INSTRUCTIONS FOR THE TASK. Wherever the string "симплекс" appears, copy the whole line.

[START]

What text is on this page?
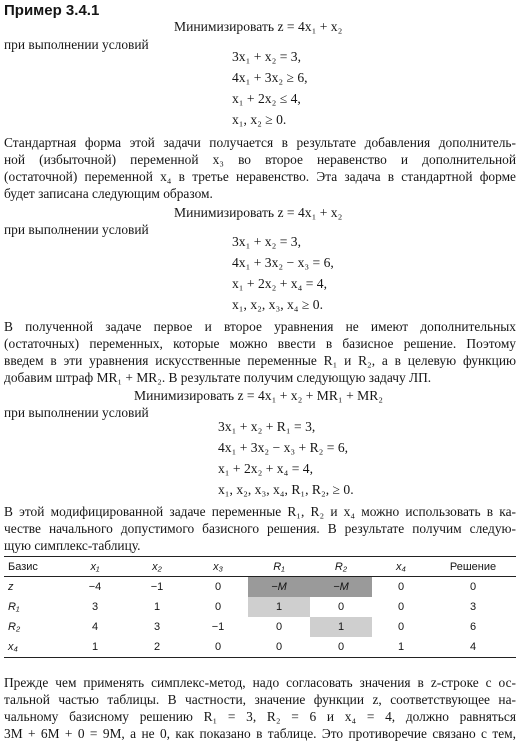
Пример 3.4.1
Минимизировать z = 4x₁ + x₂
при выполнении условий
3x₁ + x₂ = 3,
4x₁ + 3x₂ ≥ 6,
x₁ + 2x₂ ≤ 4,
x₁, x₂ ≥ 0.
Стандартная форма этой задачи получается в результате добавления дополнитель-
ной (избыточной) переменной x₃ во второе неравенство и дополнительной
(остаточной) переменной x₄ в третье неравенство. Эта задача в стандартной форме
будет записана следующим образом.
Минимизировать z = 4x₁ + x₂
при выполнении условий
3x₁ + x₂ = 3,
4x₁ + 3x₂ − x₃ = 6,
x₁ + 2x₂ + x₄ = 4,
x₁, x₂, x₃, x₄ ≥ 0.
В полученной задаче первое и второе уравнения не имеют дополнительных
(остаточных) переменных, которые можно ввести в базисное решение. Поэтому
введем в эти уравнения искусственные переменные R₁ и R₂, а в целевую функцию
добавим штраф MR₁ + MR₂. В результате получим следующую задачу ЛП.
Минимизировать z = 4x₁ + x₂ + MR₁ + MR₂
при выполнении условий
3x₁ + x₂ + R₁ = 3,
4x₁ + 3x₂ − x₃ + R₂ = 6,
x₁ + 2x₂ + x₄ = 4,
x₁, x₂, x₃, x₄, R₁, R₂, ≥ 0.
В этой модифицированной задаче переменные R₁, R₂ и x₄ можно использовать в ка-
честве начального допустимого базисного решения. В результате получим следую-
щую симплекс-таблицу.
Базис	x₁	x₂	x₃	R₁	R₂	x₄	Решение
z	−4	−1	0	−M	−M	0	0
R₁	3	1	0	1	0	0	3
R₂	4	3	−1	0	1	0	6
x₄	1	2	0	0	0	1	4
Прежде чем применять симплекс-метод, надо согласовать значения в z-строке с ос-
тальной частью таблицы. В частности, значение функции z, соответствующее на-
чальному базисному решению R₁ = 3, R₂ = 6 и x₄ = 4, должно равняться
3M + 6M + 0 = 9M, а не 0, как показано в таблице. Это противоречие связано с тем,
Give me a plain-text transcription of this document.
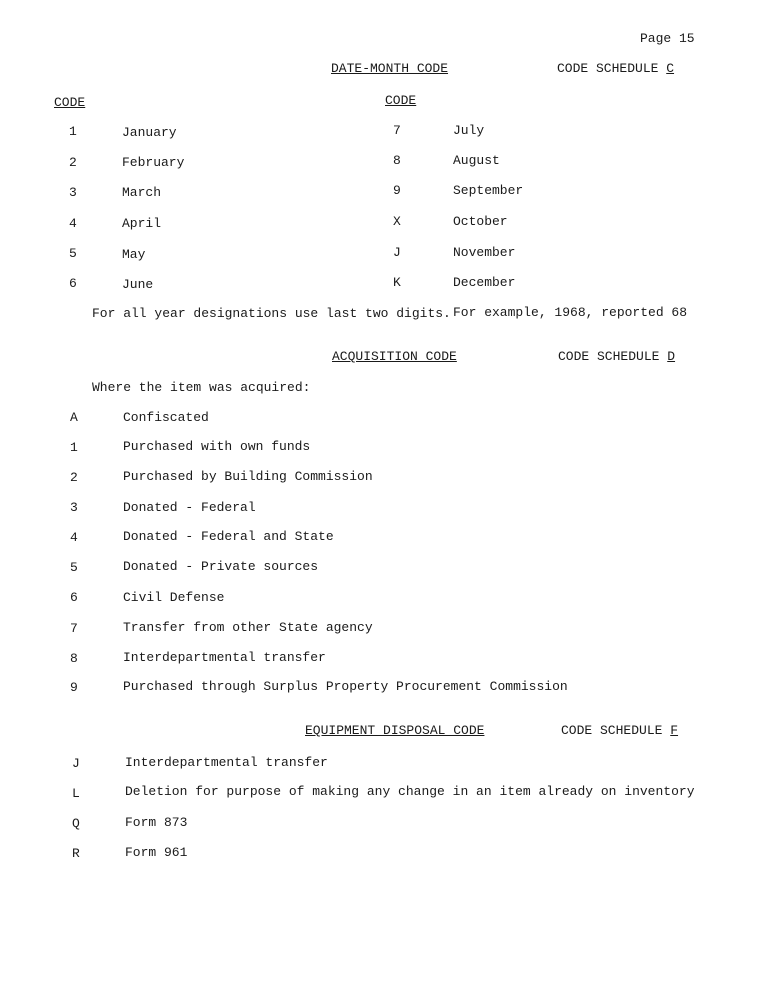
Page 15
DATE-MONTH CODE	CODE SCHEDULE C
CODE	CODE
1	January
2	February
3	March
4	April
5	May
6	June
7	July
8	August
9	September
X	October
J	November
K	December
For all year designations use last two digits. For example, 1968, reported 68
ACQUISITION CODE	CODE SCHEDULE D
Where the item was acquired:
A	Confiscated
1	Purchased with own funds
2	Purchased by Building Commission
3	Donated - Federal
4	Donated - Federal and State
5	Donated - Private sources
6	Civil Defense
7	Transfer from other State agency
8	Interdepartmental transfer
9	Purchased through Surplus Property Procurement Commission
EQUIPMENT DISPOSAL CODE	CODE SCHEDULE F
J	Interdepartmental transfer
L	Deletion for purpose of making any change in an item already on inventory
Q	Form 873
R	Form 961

[END]
[START]

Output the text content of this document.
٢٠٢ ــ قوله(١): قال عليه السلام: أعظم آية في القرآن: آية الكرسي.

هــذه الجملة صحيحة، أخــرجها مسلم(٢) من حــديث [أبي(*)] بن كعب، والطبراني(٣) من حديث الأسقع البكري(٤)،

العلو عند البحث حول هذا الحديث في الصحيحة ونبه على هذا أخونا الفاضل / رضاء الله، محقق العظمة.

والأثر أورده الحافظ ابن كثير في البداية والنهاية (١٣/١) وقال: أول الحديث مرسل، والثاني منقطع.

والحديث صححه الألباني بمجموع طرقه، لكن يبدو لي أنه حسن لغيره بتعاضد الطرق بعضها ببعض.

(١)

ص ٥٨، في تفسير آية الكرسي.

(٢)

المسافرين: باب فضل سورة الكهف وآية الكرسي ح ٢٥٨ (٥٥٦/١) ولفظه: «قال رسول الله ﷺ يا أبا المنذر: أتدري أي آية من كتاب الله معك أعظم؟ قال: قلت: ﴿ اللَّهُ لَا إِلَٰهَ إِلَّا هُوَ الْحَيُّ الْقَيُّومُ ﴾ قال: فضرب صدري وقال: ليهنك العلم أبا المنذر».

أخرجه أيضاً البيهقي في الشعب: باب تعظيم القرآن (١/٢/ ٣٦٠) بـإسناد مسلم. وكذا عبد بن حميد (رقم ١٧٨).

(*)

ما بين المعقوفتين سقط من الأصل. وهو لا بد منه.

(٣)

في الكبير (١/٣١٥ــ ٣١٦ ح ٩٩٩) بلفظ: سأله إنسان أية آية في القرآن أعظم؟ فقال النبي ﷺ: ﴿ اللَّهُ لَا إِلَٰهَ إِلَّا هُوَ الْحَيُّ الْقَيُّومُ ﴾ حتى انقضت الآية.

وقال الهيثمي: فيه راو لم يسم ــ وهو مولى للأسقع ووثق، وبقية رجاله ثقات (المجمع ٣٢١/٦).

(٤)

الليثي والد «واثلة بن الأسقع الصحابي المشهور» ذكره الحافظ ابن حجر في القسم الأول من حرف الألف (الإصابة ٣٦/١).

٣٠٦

[END]
[START]

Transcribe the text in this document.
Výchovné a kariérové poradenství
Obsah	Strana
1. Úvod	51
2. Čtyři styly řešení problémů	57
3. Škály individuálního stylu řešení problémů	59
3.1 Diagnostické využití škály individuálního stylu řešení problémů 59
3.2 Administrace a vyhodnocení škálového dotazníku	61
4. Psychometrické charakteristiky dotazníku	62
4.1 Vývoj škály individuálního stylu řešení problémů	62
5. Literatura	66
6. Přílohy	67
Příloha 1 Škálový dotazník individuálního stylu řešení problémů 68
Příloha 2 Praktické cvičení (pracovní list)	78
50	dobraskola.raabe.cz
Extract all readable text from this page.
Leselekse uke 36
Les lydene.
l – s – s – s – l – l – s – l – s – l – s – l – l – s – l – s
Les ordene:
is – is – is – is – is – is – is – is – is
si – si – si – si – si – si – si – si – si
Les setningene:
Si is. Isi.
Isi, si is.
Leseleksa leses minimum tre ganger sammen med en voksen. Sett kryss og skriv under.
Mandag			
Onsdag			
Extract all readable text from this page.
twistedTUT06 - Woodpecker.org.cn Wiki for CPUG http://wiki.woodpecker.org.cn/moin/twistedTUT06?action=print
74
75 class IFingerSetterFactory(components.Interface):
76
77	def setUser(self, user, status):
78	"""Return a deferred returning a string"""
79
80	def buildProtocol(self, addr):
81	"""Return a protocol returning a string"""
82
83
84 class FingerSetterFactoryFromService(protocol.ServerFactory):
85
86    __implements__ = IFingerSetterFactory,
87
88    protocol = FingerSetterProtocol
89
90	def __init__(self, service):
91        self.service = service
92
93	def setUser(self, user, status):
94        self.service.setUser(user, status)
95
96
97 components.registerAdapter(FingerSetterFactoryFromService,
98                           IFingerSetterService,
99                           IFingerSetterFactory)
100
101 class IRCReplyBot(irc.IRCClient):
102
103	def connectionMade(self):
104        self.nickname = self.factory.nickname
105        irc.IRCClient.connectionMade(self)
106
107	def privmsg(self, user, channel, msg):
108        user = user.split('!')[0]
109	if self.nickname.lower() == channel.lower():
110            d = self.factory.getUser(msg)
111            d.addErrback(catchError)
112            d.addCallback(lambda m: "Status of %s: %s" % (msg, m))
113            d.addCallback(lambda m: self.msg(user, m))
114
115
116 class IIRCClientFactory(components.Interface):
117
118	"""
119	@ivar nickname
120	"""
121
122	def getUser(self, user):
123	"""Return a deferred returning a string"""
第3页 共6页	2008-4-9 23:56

[END]

EXPECTED OUTPUT.
щую симплекс-таблицу.
Прежде чем применять симплекс-метод, надо согласовать значения в z-строке с ос-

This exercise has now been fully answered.